Exercise requirements:
Copy every line of the data in which the word "Odds" occurs.

─── Provided data

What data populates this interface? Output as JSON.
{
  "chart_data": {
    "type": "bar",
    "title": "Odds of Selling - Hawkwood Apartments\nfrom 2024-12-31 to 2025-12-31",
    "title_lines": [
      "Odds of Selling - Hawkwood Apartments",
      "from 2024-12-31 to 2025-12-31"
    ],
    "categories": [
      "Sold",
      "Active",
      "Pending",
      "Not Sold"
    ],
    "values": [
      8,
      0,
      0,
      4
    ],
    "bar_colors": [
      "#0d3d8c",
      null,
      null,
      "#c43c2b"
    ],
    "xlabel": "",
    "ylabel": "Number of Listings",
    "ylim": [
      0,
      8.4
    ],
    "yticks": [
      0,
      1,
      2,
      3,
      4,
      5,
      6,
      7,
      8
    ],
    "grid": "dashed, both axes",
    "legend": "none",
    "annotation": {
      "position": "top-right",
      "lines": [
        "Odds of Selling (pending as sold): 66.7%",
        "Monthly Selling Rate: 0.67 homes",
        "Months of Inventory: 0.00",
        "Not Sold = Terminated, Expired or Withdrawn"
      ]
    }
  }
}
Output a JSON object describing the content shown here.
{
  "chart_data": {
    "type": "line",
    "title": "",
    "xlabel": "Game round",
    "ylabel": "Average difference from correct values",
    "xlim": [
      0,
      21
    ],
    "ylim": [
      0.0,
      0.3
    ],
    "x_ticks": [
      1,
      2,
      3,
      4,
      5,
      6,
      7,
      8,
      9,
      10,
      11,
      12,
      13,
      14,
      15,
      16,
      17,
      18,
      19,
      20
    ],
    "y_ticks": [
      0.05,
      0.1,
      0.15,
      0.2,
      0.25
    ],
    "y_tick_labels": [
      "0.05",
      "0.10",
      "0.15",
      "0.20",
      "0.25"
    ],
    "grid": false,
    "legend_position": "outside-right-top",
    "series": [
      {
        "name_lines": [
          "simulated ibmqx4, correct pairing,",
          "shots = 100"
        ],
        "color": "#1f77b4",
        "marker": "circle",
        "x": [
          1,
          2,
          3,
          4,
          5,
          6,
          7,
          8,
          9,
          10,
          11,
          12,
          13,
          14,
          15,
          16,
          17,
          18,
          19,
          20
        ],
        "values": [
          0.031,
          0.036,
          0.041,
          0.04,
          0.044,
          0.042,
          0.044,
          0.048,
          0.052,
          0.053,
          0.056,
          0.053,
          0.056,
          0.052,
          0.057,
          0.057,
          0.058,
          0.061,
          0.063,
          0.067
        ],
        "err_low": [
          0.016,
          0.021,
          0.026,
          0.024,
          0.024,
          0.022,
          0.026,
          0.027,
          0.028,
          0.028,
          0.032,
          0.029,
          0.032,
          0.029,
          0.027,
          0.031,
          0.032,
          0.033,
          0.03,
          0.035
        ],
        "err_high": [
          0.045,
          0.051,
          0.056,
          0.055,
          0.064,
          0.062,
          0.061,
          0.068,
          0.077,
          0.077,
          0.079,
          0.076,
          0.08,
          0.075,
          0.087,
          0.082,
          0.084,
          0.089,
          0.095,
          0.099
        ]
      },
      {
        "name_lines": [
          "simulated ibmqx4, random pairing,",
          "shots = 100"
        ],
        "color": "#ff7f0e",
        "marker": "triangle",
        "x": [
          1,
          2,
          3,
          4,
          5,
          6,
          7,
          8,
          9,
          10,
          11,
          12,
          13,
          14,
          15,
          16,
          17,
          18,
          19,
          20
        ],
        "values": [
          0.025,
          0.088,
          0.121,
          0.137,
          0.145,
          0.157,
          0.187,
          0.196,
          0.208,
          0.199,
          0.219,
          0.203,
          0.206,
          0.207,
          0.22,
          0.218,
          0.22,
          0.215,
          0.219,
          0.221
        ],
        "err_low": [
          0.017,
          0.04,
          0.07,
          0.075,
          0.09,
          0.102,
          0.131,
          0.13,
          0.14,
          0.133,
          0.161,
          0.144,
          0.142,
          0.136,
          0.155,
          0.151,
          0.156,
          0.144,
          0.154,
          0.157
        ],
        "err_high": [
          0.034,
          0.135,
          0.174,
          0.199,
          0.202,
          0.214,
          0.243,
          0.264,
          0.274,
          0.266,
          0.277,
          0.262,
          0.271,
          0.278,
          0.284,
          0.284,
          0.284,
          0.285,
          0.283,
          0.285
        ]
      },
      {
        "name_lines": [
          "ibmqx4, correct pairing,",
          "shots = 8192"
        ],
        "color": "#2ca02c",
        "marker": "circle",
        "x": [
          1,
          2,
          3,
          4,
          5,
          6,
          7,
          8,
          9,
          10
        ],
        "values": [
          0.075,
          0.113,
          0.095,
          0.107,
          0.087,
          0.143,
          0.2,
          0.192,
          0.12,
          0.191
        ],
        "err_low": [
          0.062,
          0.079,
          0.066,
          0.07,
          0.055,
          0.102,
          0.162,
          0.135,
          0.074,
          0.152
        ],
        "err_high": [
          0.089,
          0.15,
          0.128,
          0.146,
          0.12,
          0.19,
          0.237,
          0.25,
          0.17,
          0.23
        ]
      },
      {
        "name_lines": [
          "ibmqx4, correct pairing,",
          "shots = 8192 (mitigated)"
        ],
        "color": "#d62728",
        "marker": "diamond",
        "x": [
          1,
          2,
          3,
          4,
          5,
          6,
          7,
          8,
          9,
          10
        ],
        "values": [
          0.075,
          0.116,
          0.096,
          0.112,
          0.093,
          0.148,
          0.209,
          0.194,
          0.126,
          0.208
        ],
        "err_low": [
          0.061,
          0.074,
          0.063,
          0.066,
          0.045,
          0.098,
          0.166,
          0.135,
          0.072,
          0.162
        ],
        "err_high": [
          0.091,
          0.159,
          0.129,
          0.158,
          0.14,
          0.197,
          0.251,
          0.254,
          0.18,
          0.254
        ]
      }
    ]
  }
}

──────

Exercise output:
    "title": "Odds of Selling - Hawkwood Apartments\nfrom 2024-12-31 to 2025-12-31",
      "Odds of Selling - Hawkwood Apartments",
        "Odds of Selling (pending as sold): 66.7%",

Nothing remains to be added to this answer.